### [Фрагмент текста]
Конечно, в дебатах мы часто понимаем оппонентов неправильно. Но даже в таких ситуациях смысл «Бокового переключения» не в том, чтобы осудить другую сторону, и не в том, чтобы найти предлог не слушать ее. Цель этой тактики в том, чтобы вывести нас из состояния самодовольства и самоуспокоения, что позволяет участвовать в процессе с большей открытостью, готовностью к новому, глядя на мир шире.

В труде «Мысли» Блез Паскаль отвечает на вопрос, который с давних пор терзал неверующих: а что, если человек не может заставить себя поверить в Бога? Он советует таким людям идти по пути, который начали другие: поступайте так, словно уже уверовали, окропляйте себя святой водой, просите отслужить мессу и т. д.[161] Иными словами, он говорит о том, что вера – это не столько предусловие религиозной практики, сколько ее последствие. Тактика «Боковое переключение» обещает, что эмпатия работает точно так же, что она произрастает из определенного ритуального действия. Нам надо только следовать конкретной процедуре, а остальное придет само собой.

Безусловно, опыт видения мира одновременно своими глазами и глазами другого человека сбивает с толку, тревожит и нервирует. А еще это весьма точное описание любви.

* * *

После описанного выше церковного собрания я начал использовать «Боковое переключение» в постоянных спорах с родителями. Я, например, провел мозговой штурм и более серьезно обдумал их советы подумать о знакомстве с девушкой, а также тщательно проанализировал аргументы, с помощью которых пытался убедить маму с папой переехать в дом поменьше. Отчасти это действительно помогло. Я стал более терпимым и внимательным; я сумел увидеть, какими соображениями они руководствуются. Но время шло, разговоры на эти темы продолжались, и резервуар моей резонности начал иссякать. И я вернулся на скучные и затасканные рельсы плохого спора.

Отчасти проблема именно в том, что прием «Боковое переключение» работает недолго, а бытовые споры, напротив, нередко очень долгие. Эта тактика помогает разрушить наши необоснованные предположения и разорвать порочный круг плохих споров, действуя как своего рода перезагрузка. Однако, пока она уводит нас в сторону от нашей точки зрения, могущественные силы – гордость, страх, самоидентичность – тянут нас в противоположном направлении. Кроме того, в пылу спора очень трудно справляться с масштабным когнитивным диссонансом: отстаивать собственные интересы, одновременно помня об интересах другой стороны, чрезвычайно сложно.

А потом я вдруг понял, что дебаты и тут могут научить меня кое-чему полезному. Тактика «Боковое переключение» была, по сути, одной из ипостасей более всеобъемлющего принципа дебатов, суть которого в том, что мы должны учитывать позиции, противоположные нашим, и даже примерять их. Эта идея не просто постоянно повторялась в состязательных дебатах, она была встроена в их структуру.

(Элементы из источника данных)
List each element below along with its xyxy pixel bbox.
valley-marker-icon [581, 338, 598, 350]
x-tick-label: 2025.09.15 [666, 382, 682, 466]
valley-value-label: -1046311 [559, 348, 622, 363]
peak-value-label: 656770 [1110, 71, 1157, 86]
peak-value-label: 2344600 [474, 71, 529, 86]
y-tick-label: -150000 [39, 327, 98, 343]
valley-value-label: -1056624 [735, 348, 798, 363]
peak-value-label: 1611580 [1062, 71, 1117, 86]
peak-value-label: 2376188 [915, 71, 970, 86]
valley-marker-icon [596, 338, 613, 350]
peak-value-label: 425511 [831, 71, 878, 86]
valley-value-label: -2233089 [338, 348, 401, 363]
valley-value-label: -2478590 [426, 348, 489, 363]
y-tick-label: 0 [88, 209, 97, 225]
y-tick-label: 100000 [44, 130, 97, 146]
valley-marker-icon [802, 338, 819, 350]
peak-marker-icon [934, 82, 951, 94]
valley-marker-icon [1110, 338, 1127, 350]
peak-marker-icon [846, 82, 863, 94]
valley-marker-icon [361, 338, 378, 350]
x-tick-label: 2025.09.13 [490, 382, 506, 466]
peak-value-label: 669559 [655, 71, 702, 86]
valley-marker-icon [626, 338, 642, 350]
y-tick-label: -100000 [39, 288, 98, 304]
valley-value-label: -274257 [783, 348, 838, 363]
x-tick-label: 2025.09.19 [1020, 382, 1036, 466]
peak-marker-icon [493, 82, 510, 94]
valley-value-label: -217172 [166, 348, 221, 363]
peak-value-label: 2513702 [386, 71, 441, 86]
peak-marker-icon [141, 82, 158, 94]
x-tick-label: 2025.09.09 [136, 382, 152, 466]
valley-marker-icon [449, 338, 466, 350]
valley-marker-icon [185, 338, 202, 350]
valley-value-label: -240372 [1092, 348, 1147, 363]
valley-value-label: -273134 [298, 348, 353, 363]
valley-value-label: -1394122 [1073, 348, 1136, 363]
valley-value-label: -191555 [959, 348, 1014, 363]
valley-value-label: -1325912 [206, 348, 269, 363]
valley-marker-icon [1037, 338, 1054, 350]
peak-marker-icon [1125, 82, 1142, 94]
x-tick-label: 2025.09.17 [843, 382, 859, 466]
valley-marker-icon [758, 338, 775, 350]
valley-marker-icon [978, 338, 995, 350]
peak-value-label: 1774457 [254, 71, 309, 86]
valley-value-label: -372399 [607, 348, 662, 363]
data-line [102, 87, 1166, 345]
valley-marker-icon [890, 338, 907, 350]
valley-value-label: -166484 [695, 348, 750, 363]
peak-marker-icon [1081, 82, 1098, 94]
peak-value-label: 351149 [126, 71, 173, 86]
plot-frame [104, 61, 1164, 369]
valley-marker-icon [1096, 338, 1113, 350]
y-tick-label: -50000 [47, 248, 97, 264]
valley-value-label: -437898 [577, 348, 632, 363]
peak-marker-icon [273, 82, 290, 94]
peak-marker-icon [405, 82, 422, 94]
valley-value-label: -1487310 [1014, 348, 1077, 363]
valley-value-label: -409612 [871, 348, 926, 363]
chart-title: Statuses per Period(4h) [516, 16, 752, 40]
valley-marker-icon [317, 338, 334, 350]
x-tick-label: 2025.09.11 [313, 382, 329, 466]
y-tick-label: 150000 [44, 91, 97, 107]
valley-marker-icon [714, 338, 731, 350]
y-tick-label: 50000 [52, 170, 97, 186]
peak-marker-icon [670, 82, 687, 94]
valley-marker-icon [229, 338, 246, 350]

### [Задание]
Какие силы, согласно фрагменту текста, тянут нас в противоположном направлении, пока тактика «Боковое переключение» уводит нас в сторону от нашей точки зрения?

### [Правильный ответ]
Гордость, страх и самоидентичность.